§ **Provided material**
--*--
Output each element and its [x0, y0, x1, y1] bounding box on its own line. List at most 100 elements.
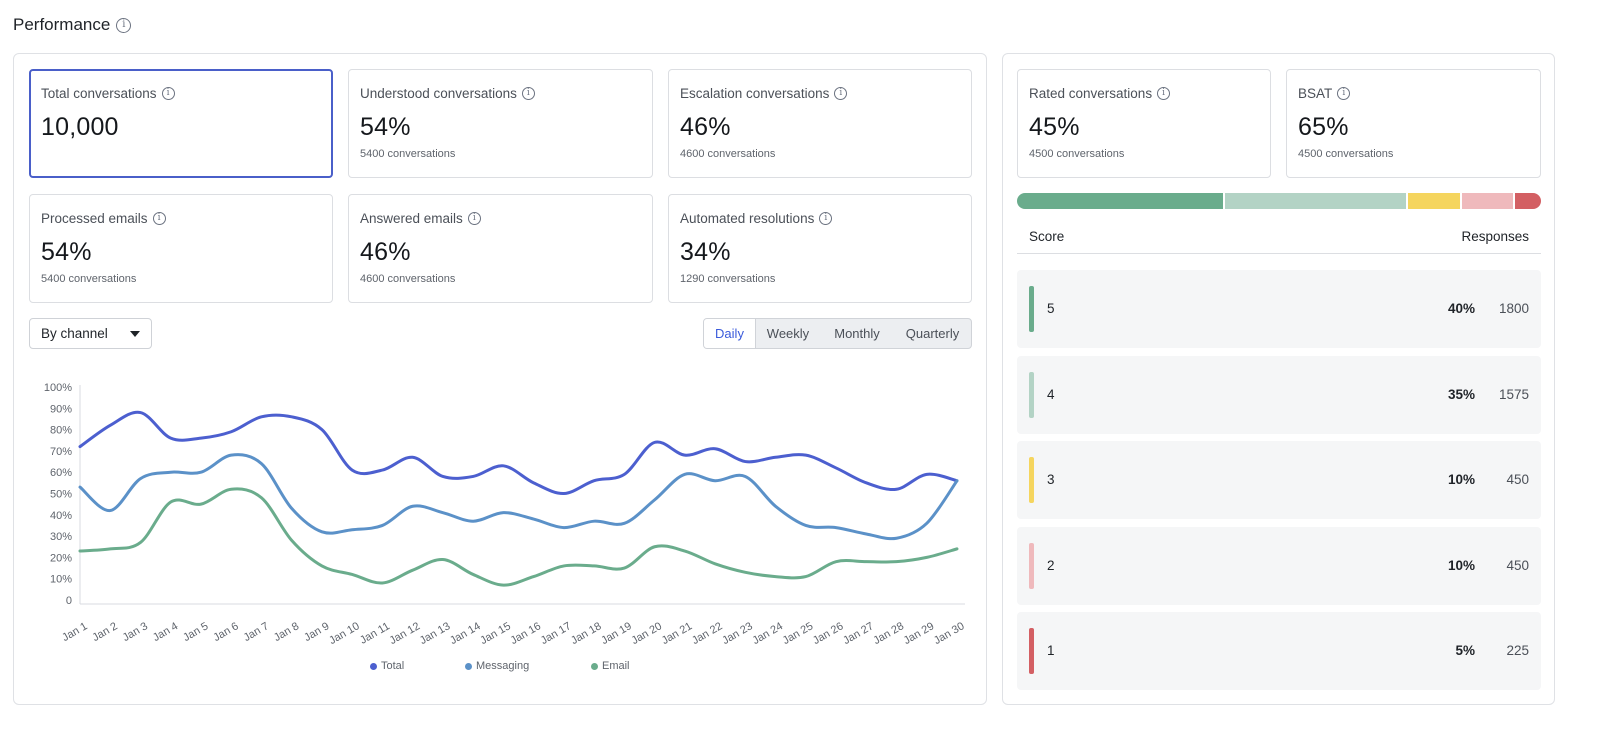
--*--
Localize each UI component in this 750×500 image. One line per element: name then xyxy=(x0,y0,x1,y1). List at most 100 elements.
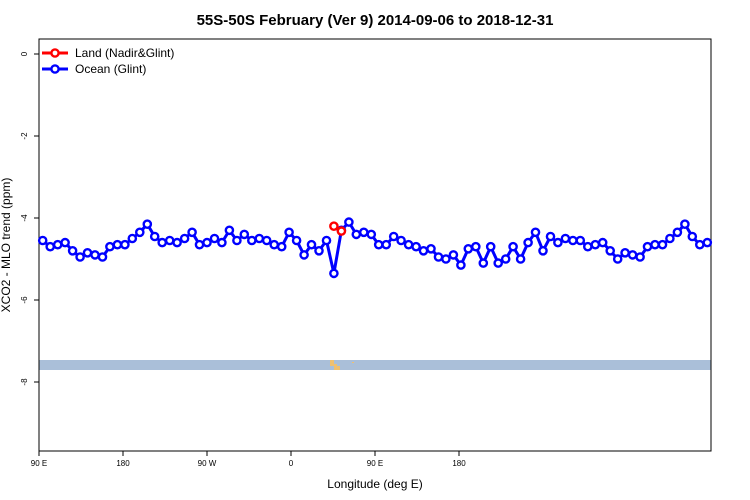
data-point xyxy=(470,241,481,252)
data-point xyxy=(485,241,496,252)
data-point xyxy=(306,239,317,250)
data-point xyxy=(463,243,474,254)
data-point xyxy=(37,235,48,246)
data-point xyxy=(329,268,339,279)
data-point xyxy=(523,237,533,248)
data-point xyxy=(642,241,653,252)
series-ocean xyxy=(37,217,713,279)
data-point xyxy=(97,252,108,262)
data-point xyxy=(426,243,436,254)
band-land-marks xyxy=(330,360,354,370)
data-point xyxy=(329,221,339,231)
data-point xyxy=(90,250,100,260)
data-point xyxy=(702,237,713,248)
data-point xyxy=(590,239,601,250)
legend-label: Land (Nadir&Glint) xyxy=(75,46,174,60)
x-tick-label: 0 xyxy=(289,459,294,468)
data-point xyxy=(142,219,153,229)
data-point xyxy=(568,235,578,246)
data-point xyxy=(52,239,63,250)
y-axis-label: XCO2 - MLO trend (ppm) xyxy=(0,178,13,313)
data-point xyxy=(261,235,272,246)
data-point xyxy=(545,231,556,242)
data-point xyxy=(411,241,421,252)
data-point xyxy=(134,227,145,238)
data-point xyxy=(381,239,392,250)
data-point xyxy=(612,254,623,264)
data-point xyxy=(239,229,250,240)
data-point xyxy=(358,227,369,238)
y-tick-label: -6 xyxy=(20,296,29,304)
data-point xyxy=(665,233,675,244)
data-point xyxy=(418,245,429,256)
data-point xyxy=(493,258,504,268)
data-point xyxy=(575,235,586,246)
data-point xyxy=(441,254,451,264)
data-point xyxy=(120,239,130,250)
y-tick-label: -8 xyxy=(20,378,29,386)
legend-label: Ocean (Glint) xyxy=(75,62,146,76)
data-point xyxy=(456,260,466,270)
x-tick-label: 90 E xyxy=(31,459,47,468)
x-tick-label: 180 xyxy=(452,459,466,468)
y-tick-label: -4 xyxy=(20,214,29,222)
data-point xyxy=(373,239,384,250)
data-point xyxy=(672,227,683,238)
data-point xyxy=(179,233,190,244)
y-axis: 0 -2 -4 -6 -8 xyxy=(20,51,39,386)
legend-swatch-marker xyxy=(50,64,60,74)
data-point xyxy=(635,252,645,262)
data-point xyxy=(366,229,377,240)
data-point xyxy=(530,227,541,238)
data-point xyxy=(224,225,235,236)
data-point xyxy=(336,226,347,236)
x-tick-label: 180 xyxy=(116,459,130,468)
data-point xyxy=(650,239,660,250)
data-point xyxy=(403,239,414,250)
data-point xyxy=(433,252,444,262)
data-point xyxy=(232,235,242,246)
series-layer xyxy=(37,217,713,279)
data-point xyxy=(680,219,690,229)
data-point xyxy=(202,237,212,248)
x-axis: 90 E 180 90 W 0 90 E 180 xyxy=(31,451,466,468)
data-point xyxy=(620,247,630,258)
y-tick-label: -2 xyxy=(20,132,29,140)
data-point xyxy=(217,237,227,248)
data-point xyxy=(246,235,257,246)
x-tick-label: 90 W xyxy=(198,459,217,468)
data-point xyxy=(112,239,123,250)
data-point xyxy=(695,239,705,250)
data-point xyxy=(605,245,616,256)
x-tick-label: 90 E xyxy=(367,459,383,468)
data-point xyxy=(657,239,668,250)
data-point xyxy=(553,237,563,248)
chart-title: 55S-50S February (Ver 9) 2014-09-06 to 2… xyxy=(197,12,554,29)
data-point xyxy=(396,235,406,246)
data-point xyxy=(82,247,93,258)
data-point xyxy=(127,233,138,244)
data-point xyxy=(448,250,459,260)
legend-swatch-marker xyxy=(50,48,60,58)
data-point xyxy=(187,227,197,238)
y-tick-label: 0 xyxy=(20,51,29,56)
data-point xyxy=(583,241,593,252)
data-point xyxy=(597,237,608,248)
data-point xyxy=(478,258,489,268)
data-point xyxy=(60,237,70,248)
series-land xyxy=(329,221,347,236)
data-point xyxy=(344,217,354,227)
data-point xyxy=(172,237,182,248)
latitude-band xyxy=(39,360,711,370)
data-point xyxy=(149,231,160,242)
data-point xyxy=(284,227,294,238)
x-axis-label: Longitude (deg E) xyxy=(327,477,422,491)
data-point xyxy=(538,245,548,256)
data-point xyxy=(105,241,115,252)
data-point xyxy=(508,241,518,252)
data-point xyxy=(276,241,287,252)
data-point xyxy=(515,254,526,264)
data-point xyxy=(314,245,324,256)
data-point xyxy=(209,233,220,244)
--*--
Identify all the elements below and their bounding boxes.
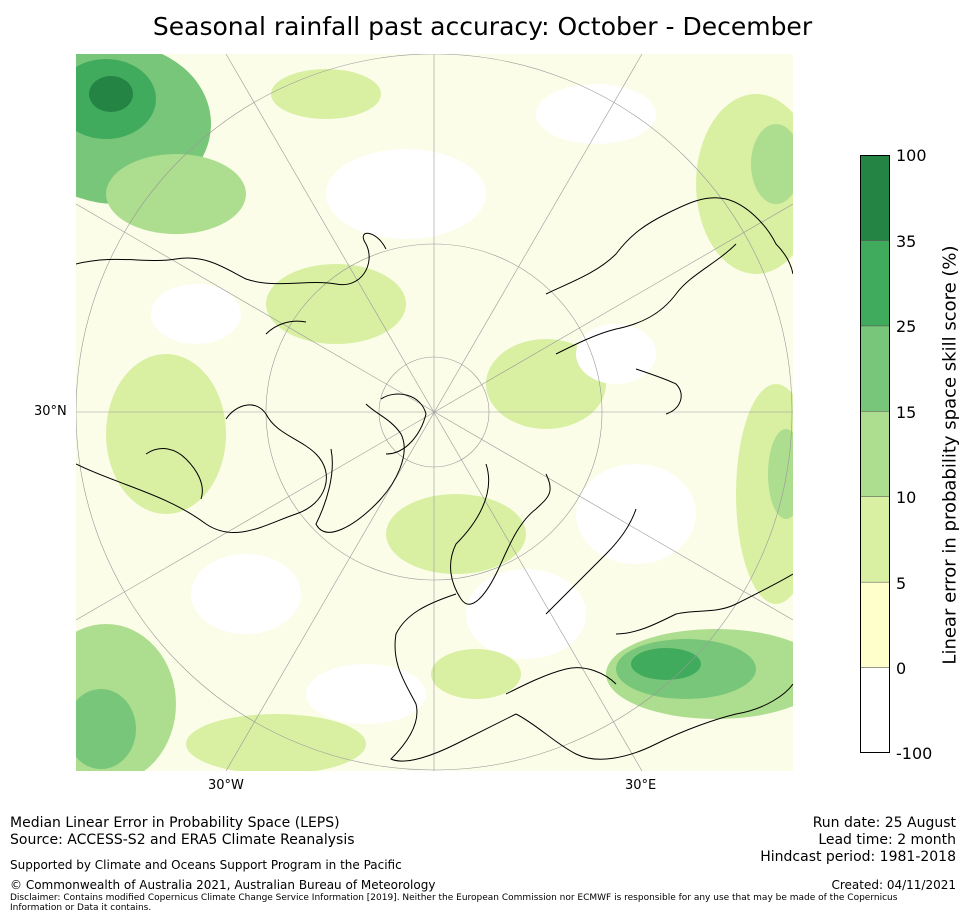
--*--
§ **To do**
Reproduce everything above from the line containing "Localize each UI" down to the line containing "data-point xyxy=(568,235,578,246)", swapping "series-ocean" for "series-sea" and leaving all else unchanged. Omit the pictures.

§ **Final result**
Localize each UI component in this 750×500 image. One line per element: name then xyxy=(x0,y0,x1,y1). List at most 100 elements.
data-point xyxy=(470,241,481,252)
data-point xyxy=(485,241,496,252)
data-point xyxy=(306,239,317,250)
data-point xyxy=(463,243,474,254)
data-point xyxy=(37,235,48,246)
data-point xyxy=(329,268,339,279)
data-point xyxy=(523,237,533,248)
data-point xyxy=(642,241,653,252)
series-sea xyxy=(37,217,713,279)
data-point xyxy=(97,252,108,262)
data-point xyxy=(426,243,436,254)
band-land-marks xyxy=(330,360,354,370)
data-point xyxy=(329,221,339,231)
data-point xyxy=(90,250,100,260)
data-point xyxy=(702,237,713,248)
data-point xyxy=(590,239,601,250)
legend-label: Land (Nadir&Glint) xyxy=(75,46,174,60)
x-tick-label: 0 xyxy=(289,459,294,468)
data-point xyxy=(142,219,153,229)
data-point xyxy=(568,235,578,246)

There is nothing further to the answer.